- _Goal_
Which lines include the word "title"? Copy each of them.

— Start of Dataset excerpts —

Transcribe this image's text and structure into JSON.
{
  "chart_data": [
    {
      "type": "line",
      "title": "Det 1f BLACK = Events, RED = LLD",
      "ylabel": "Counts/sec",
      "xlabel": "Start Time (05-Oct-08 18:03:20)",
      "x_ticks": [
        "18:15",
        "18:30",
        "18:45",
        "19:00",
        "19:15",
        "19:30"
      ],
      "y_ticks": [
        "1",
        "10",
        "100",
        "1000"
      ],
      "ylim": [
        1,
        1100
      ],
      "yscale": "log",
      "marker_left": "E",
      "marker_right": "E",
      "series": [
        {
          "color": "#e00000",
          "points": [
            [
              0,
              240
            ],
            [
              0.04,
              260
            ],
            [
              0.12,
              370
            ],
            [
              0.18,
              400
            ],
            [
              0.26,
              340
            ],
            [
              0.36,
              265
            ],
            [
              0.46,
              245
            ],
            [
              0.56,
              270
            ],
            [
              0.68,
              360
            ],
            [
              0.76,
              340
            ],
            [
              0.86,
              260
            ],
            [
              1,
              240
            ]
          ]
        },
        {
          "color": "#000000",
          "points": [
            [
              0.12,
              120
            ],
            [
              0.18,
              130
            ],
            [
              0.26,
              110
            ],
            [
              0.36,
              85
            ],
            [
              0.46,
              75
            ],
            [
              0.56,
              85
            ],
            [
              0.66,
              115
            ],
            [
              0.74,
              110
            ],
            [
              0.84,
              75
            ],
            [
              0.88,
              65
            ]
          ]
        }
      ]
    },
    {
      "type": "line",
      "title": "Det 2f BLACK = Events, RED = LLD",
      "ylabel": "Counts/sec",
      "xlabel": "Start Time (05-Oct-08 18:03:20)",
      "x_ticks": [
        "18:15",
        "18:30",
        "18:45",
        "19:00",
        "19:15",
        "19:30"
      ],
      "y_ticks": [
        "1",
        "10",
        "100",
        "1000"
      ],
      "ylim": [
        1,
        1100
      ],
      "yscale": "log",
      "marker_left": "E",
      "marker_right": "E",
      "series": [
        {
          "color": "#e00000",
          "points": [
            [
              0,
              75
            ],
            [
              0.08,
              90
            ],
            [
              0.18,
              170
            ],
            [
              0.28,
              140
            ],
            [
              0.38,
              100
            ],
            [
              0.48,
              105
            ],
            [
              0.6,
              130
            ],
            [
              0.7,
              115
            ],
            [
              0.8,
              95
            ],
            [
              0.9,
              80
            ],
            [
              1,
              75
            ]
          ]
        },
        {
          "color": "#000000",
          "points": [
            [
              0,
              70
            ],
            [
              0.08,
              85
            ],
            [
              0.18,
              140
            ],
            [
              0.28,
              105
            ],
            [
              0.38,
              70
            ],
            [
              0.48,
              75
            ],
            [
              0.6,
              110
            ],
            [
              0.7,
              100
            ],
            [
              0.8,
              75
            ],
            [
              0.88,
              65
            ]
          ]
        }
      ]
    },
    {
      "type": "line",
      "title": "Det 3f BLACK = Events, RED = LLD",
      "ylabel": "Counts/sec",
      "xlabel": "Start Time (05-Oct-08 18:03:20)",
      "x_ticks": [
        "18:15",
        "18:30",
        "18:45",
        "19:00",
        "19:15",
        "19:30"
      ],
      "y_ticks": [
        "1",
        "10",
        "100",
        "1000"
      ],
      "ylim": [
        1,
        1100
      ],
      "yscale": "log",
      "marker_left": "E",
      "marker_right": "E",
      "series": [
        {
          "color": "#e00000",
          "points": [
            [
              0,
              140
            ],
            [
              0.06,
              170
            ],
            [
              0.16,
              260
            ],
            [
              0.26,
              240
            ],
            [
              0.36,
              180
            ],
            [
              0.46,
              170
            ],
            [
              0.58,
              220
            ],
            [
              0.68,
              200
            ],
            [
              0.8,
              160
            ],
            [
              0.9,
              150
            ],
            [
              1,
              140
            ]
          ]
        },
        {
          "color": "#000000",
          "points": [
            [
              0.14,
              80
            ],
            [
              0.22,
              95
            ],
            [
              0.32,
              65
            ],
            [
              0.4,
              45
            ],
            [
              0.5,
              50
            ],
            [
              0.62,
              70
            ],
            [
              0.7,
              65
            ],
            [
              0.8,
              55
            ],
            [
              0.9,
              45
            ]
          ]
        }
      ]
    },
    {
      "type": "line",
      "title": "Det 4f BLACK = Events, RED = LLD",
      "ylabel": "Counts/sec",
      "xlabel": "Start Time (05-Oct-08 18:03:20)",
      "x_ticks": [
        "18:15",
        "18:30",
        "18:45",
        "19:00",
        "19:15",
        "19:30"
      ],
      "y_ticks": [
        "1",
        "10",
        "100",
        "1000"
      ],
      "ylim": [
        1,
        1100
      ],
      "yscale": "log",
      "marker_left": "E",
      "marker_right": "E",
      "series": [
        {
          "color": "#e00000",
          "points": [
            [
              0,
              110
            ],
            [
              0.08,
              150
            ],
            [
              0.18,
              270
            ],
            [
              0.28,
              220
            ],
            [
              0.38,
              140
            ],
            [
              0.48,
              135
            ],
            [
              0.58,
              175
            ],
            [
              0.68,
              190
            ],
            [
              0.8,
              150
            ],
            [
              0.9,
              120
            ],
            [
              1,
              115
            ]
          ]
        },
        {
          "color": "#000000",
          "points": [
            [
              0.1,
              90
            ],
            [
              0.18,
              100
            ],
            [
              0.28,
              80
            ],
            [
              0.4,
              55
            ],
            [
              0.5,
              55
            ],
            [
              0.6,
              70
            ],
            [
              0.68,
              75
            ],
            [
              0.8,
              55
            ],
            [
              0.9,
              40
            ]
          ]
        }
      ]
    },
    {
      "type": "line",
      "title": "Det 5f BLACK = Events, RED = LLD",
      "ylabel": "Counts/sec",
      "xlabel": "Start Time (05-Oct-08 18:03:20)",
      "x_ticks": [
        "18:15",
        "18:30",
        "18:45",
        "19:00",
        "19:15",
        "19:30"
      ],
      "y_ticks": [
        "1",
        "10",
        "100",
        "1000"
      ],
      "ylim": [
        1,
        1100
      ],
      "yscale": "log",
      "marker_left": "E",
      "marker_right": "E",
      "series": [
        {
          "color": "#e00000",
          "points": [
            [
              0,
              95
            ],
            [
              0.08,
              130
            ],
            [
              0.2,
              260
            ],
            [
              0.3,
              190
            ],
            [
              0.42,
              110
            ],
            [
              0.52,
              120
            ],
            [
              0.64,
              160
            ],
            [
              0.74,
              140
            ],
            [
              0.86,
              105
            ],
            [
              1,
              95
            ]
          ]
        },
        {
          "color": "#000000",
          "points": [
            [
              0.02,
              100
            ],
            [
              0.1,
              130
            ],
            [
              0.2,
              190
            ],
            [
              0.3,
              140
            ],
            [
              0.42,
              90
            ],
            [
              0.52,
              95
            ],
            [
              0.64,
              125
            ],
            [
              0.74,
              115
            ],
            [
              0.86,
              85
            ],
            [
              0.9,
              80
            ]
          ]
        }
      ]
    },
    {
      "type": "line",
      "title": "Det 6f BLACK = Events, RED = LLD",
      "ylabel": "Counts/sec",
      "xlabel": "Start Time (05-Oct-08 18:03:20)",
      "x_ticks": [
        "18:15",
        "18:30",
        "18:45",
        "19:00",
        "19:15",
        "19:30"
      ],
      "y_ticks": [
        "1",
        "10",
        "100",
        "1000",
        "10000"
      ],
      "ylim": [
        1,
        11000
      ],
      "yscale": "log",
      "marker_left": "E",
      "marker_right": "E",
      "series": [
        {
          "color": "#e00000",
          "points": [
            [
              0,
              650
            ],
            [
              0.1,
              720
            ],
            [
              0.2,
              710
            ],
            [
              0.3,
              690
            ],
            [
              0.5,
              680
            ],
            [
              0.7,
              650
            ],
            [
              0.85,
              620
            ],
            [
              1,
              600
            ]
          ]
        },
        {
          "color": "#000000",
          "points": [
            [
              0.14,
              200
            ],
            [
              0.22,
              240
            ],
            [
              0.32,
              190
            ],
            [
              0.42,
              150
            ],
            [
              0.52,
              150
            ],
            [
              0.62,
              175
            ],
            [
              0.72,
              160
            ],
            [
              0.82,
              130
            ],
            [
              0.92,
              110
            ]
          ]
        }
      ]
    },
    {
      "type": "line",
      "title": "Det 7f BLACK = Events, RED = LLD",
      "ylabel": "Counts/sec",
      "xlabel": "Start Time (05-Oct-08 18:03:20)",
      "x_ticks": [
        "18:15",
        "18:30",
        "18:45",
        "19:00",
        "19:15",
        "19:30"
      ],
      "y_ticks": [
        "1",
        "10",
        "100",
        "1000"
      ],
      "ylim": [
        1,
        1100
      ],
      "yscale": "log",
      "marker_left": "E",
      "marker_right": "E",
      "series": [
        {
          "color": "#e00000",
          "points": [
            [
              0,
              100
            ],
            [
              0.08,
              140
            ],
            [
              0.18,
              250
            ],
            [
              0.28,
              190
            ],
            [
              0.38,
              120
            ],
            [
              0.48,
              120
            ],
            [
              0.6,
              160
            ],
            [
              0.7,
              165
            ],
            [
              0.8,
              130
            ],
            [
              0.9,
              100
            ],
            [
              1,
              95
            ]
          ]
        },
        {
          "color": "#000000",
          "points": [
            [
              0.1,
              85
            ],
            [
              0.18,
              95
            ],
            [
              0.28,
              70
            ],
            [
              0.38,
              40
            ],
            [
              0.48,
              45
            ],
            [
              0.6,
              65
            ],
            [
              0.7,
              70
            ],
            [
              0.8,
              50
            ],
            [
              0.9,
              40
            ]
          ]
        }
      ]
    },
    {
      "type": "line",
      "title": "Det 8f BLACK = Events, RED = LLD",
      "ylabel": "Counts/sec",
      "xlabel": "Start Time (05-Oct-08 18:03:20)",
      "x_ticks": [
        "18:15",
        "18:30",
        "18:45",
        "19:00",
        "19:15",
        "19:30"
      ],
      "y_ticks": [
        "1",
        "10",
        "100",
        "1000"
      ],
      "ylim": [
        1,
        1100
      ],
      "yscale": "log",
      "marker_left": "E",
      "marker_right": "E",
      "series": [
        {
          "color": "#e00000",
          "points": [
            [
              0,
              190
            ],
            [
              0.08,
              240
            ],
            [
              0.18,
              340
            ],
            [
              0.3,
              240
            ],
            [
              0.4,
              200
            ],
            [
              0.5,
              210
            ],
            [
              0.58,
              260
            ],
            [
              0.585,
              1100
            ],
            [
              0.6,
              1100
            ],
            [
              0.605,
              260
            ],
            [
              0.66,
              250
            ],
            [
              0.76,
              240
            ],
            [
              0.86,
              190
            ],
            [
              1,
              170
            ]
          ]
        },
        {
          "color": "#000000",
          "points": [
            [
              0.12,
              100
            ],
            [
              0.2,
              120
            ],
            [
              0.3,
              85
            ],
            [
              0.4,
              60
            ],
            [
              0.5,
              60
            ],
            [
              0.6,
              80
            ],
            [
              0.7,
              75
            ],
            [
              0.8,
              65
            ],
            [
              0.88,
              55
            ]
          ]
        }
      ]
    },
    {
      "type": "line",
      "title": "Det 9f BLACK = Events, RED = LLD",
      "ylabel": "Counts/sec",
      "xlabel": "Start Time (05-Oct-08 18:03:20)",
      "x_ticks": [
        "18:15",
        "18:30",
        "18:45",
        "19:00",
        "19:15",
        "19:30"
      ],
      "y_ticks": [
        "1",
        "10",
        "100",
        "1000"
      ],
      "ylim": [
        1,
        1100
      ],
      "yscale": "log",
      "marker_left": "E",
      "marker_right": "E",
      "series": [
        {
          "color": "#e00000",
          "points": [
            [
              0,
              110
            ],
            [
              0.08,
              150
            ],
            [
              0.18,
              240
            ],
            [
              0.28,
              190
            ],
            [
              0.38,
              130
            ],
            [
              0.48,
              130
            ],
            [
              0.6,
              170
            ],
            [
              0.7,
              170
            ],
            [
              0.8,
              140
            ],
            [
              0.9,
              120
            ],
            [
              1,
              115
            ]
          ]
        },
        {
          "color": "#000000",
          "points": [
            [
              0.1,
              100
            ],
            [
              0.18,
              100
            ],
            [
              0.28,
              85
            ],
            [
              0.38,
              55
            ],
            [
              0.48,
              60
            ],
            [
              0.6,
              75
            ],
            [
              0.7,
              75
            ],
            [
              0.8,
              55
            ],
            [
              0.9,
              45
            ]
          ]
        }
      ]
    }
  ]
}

— End of Dataset excerpts —

- _Task solution_
      "title": "Det 1f BLACK = Events, RED = LLD",
      "title": "Det 2f BLACK = Events, RED = LLD",
      "title": "Det 3f BLACK = Events, RED = LLD",
      "title": "Det 4f BLACK = Events, RED = LLD",
      "title": "Det 5f BLACK = Events, RED = LLD",
      "title": "Det 6f BLACK = Events, RED = LLD",
      "title": "Det 7f BLACK = Events, RED = LLD",
      "title": "Det 8f BLACK = Events, RED = LLD",
      "title": "Det 9f BLACK = Events, RED = LLD",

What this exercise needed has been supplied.